● **WRITTEN TASKS**
1. Summarize the film review in two sentences.
2. Answer these questions using the film review.
(a) Who directed the film?
(b) At whose request does Jin go to Columbus?
(c) Which architects does the film review name as designers of the town's buildings?

** begin READING PASSAGE **

Columbus (2017)

Art and architecture don’t always mix necessarily.

(2017) Drama (Superlative) John Cho, Haley Lu Richardson, Parker Posey, Rory Culkin, Michelle Forbes, Rosalyn R. Ross, Erin Allegretti, Jim Dougherty, Lindsey Shope, Shani Salyers Stiles, William Willet, Reen Vogel, Wynn Reichert, Alphaeus Green Jr., Caitlin Ewald. Directed by Kogonada

 

There are times in our lives when we are in a place that we don’t want to be; we are there because we are obligated to be there. Upon reflection however it generally turns out that where we are is exactly where we are supposed to be. Realizing it at the time is pretty much always another matter.

Jin (Cho) finds himself in Columbus, Indiana. Not because he has any great desire to be there but because his father, a scholar on architecture, was to deliver a lecture there but collapsed and went into a coma. Jin and his father have barely spoken for a long time but Jin is the only blood relative his father has, so he goes at the behest of his dad’s protégé Eleanor (Posey) whom not uncoincidentally he had a crush on as a teen.

Casey (Richardson) has lived in Columbus all her life. She’s whip-smart and has a passion for architecture, so living in Columbus is a great thing for her – the town is known for its striking modernist architecture designed by some of the greatest architects in history – I.M. Pei, Eero Saarinen and John Carl Warnecke among them – and while volunteering at the local library also gives tours of the city’s landmarks. She has had offers to go to college (she just graduated high school) but has quietly turned them down, preferring to stay at home and take care of her recovering drug addict mother (Forbes) who is in a fragile emotional state and probably wouldn’t be able to care for herself without Casey.

** end READING PASSAGE **
** begin DATA RECORDS **

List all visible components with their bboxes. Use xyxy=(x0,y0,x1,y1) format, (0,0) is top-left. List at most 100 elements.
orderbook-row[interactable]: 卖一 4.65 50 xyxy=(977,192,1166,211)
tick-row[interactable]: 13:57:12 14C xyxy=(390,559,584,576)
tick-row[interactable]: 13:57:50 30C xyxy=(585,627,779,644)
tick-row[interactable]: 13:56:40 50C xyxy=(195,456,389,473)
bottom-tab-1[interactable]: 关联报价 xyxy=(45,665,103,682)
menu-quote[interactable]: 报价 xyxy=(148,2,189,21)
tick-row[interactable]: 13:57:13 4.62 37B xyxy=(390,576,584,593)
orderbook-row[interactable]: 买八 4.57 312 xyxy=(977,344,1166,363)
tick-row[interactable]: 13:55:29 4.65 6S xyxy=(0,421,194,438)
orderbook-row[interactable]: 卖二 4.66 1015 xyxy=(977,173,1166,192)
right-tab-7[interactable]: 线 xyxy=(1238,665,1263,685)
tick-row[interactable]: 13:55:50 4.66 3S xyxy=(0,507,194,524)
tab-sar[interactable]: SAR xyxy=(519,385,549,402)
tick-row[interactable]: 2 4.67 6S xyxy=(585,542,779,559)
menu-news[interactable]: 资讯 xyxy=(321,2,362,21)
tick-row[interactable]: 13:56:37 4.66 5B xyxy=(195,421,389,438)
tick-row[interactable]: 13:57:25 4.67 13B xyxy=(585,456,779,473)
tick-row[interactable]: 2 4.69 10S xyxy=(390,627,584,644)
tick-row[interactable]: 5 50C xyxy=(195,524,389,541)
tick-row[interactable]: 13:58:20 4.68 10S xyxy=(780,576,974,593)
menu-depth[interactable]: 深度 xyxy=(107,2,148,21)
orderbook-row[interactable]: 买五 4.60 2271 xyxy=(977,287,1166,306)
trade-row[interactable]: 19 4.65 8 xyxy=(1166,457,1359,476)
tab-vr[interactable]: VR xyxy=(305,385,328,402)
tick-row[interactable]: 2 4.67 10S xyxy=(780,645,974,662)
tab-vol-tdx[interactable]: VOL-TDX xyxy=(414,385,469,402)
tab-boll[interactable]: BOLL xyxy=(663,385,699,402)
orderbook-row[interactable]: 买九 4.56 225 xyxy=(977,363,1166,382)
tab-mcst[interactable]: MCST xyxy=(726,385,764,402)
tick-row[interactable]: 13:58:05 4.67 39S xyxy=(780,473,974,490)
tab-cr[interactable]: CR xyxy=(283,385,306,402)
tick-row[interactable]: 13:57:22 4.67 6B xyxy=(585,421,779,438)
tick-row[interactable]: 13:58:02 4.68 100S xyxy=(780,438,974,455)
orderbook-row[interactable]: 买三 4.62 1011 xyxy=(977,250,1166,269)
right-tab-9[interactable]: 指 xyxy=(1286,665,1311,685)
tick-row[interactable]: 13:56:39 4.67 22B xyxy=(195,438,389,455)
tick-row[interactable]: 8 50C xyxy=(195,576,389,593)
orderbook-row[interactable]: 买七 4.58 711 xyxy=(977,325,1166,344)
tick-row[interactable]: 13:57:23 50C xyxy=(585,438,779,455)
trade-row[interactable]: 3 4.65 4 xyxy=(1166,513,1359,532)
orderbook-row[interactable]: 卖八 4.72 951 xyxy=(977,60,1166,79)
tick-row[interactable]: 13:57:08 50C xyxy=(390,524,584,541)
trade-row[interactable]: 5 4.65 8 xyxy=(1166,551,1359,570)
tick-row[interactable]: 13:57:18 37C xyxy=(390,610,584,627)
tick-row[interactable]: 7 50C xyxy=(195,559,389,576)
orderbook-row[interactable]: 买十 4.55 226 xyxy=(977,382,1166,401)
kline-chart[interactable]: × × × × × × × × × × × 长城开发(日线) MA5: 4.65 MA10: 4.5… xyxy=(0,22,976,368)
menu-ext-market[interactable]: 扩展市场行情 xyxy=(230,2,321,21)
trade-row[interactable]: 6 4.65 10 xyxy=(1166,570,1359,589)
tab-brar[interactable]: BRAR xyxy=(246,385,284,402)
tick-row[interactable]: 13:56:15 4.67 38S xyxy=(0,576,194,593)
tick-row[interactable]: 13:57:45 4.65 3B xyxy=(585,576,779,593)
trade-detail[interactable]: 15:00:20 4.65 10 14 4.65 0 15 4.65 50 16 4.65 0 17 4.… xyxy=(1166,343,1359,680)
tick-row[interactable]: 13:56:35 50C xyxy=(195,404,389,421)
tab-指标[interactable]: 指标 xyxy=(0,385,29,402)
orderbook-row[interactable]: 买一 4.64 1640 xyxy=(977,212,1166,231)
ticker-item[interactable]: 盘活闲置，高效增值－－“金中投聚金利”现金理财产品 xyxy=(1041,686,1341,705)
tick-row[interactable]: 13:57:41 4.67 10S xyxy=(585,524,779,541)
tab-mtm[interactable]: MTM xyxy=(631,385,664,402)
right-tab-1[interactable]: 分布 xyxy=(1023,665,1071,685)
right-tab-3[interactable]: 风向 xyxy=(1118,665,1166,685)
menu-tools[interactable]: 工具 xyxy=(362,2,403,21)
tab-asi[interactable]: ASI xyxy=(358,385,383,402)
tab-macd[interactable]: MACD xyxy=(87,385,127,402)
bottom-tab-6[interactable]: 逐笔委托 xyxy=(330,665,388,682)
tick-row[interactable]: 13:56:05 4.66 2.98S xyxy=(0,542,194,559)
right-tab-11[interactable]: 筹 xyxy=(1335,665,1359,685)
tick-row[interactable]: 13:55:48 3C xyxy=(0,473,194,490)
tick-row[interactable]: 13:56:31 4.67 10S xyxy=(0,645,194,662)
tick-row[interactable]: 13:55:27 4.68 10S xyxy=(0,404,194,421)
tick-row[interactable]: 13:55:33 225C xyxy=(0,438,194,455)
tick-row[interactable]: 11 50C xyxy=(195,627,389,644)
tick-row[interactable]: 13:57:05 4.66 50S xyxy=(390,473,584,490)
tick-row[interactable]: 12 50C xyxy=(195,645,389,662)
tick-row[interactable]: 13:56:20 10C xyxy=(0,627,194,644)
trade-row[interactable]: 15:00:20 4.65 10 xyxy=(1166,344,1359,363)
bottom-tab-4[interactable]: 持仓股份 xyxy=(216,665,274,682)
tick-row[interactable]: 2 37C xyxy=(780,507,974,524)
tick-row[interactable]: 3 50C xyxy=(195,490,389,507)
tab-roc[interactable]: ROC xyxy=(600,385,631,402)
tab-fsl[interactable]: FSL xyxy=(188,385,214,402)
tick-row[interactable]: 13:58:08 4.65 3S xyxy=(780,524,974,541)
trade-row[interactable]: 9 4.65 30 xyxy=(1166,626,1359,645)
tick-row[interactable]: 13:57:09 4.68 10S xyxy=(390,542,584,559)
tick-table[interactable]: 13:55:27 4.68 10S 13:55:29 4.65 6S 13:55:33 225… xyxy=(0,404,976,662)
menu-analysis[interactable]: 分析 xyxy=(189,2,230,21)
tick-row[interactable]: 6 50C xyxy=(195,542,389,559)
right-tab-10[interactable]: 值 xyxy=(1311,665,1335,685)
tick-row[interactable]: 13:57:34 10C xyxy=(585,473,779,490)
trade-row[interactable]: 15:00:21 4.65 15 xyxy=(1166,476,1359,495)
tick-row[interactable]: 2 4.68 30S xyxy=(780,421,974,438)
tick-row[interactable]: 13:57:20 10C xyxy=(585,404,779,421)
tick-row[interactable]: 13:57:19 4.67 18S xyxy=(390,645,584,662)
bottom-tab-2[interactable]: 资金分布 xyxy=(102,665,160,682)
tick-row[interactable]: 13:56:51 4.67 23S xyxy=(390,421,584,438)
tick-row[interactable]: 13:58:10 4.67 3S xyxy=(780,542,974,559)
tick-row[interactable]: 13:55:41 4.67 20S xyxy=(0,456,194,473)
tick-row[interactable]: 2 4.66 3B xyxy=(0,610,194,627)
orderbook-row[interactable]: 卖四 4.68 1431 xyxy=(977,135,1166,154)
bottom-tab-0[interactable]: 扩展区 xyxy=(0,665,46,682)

** end DATA RECORDS **

● **FULL ANSWERS**
1. Jin comes to Columbus, Indiana, not by choice but because his father, an architecture scholar who was to give a lecture there, collapsed and went into a coma, and Jin is his only blood relative. Casey, who has lived in Columbus all her life and has a passion for its modernist architecture, has turned down college offers to stay home and care for her mother, a recovering drug addict in a fragile emotional state.

2.
(a) Kogonada
(b) Eleanor, his father's protégé
(c) I.M. Pei, Eero Saarinen and John Carl Warnecke